Texto para leer =
______
DONDE LA CIUDAD CAMBIA SU NOMBRE
En 1957 Francisco Candel escribió un libro esclarecedor: “Donde la ciudad cambia su nombre”, al que seguirían otros similares, sobresaliendo “Els altres catalans”, de 1964. En ellos nos muestra con claridad asombrosa, sencilla y directa, lo que era la emigración de aquellos años, que llenó de andaluces, castellanos, extremeños, murcianos… los barrios periféricos de las grandes ciudades industriales.
Eran tiempos difíciles y situaciones dramáticas para la mayoría, asentados en chabolas, barracas, monobloques sin dotaciones urbanísticas para una población de origen rural empleada en los puestos más sufridos de la industria y los servicios. Estigmatizados en su mayoría como “turcos” en Alemania, “charnegos” en Cataluña, “maquetos” en el País Vasco. Regularizados unos; clandestinos otra parte, incluso dentro de nuestro propio país, al perseguir y expulsar a aquellos que no acreditaran vivienda y contrato de trabajo en los años cincuenta. Y fueron saliendo hacia adelante con mucho sacrificio y dificultades de adaptación a la nueva cultura suburbana.
Los hijos, criados en los suburbios de infraestructuras educativas, culturales, de ocio y expansión prácticamente inexistentes, conformaron una “segunda generación” que nació y/o creció en esas zonas marginales de macrociudades de la España periférica y grandes núcleos industriales de Europa occidental.
Intimé con unos y con otros en Barcelona, Bilbao, Madrid, París… Los mayores, obsesionados con el bienestar de su familia, aferrados a su duro trabajo de horario interminable. Los hijos, desubicados del contexto, sufriendo la añoranza de sus progenitores y el deseo de encontrar una garantía de futuro prometedor en un medio que a duras penas sentían como suyo, porque notaban un rechazo lacerante.
Este desgarro hizo que muchos no lograsen adaptarse a la conformidad de sus progenitores. Que formaran grupos marginales y sus barrios fuesen mirados con recelo. Lo que ahora, de manera multiplicada, es noticia en Suecia, Dinamarca, Francia, Alemania, con jóvenes hijos de emigrantes que forman bandas de difícil control, que llenan de temor a buena parte de la ciudadanía, envuelta en mensajes apocalípticos de corrientes de opinión y grupos políticos extremos de adhesión creciente, se vivió en los años setenta, ochenta y noventa del siglo XX. En los mismos lugares, por razones similares de ruptura generacional, choque cultural, frustraciones sociales.
______
Conjunto de registros =

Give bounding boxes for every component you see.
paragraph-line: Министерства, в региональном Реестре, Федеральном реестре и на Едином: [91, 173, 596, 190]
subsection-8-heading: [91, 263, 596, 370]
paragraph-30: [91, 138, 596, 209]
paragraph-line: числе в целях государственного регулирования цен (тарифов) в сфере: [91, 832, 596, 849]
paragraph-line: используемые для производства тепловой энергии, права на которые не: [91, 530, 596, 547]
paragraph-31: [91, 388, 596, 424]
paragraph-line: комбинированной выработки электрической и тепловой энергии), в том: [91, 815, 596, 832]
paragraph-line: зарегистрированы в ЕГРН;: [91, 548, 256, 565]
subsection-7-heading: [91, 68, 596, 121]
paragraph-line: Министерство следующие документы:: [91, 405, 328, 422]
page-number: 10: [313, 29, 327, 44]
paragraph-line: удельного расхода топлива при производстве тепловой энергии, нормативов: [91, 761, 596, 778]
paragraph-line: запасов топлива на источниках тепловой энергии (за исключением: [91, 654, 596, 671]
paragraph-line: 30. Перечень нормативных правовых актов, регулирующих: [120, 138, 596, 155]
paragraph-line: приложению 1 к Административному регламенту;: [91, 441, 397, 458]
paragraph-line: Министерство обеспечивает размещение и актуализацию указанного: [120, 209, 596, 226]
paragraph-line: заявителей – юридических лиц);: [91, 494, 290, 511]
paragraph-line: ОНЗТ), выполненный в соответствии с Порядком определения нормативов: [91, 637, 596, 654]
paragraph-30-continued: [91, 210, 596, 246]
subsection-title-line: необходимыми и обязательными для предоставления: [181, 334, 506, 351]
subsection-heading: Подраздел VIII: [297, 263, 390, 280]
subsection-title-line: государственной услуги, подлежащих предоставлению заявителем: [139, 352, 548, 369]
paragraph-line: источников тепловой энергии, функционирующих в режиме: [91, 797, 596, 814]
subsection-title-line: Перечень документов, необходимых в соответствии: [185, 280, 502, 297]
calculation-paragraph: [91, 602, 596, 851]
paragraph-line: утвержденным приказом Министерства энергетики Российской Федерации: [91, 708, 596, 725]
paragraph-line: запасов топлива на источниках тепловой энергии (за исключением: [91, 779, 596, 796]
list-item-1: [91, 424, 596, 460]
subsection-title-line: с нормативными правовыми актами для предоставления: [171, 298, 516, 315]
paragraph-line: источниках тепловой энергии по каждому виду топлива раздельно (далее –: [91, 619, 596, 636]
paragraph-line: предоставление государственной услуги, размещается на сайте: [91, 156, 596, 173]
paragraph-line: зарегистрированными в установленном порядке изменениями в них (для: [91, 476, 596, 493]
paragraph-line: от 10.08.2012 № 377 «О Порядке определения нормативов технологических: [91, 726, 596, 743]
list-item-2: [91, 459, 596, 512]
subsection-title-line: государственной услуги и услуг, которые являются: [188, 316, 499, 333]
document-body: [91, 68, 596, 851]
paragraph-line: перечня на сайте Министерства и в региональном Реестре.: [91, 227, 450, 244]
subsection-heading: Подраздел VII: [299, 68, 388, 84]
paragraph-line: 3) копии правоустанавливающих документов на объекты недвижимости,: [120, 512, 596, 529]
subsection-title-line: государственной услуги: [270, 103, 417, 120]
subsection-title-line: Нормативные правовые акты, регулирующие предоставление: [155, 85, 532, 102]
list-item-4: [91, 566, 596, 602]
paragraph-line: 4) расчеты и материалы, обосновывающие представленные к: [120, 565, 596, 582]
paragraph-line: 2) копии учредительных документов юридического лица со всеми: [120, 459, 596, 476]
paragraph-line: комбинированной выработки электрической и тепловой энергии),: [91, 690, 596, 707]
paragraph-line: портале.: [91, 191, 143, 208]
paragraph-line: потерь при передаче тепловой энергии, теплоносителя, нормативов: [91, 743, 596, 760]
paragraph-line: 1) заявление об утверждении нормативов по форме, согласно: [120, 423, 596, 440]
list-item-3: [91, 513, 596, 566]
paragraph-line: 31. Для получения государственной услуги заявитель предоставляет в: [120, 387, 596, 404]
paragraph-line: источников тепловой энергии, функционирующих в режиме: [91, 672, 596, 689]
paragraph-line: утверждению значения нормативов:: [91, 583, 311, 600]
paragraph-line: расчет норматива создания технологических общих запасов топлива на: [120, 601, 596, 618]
______
Requisitos =
Según el texto sobre la emigración, ¿en qué año se publicó "Els altres catalans"?

Respuesta a la tarea =
En 1964.